GIVEN PROBLEM ▸ Where a line holds "你们来到了我们可爱的校园", copy it.

RECORDS SHOWN ▸

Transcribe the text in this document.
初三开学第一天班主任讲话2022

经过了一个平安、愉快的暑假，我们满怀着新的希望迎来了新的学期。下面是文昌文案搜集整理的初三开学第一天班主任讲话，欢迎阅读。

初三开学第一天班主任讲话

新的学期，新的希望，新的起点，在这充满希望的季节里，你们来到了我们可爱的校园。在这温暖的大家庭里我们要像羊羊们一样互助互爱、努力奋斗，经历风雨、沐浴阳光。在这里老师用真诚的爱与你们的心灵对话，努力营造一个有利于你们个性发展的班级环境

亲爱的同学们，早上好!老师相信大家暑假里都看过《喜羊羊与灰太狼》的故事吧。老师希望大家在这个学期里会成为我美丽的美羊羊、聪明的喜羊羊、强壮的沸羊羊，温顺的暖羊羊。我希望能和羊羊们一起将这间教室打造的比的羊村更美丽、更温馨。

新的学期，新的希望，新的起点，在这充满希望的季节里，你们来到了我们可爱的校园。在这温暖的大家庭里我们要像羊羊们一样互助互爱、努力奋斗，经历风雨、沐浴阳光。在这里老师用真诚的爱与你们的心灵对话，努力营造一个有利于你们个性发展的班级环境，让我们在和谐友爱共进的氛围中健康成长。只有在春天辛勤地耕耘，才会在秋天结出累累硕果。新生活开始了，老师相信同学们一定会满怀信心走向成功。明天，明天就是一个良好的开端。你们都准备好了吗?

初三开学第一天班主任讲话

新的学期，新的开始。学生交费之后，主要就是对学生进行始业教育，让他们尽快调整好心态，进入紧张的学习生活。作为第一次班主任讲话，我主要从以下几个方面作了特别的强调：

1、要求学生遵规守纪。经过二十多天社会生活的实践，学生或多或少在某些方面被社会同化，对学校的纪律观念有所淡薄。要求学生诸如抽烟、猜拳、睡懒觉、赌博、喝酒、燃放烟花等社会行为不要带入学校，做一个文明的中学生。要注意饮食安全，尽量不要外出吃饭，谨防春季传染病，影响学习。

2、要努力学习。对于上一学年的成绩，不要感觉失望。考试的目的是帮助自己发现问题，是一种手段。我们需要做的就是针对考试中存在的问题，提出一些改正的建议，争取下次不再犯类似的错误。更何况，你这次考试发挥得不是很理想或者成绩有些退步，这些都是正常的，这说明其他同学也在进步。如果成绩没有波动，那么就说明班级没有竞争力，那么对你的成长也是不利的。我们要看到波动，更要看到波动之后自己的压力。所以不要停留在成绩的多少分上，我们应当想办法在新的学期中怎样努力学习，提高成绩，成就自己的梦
* * *
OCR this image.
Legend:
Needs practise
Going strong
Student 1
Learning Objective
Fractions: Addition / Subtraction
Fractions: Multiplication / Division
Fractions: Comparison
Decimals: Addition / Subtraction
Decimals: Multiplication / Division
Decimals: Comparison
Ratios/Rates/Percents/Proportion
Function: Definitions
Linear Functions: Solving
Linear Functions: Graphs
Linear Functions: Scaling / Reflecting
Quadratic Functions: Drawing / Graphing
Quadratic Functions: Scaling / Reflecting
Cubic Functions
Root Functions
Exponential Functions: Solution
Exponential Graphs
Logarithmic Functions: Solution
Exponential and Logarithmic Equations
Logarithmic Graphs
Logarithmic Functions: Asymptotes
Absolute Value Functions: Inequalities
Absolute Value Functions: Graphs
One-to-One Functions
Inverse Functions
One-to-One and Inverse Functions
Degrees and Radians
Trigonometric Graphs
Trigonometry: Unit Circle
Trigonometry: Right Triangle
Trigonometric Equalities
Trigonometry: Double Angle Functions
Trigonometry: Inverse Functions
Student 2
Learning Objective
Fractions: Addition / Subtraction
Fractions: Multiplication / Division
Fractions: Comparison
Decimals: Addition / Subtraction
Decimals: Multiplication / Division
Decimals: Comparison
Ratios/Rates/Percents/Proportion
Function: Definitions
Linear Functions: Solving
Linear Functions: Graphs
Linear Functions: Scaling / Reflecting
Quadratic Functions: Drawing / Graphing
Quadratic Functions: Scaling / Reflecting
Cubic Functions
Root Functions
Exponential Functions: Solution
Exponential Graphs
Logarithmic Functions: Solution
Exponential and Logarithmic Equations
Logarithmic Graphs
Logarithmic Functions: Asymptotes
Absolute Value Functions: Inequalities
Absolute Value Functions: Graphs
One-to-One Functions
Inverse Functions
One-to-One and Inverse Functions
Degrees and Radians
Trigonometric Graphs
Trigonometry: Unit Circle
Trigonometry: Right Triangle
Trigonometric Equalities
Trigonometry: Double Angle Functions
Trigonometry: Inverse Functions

EXERCISE RESPONSE ▸
新的学期，新的希望，新的起点，在这充满希望的季节里，你们来到了我们可爱的校园。在这温暖的大家庭里我们要像羊羊们一样互助互爱、努力奋斗，经历风雨、沐浴阳光。在这里老师用真诚的爱与你们的心灵对话，努力营造一个有利于你们个性发展的班级环境
新的学期，新的希望，新的起点，在这充满希望的季节里，你们来到了我们可爱的校园。在这温暖的大家庭里我们要像羊羊们一样互助互爱、努力奋斗，经历风雨、沐浴阳光。在这里老师用真诚的爱与你们的心灵对话，努力营造一个有利于你们个性发展的班级环境，让我们在和谐友爱共进的氛围中健康成长。只有在春天辛勤地耕耘，才会在秋天结出累累硕果。新生活开始了，老师相信同学们一定会满怀信心走向成功。明天，明天就是一个良好的开端。你们都准备好了吗?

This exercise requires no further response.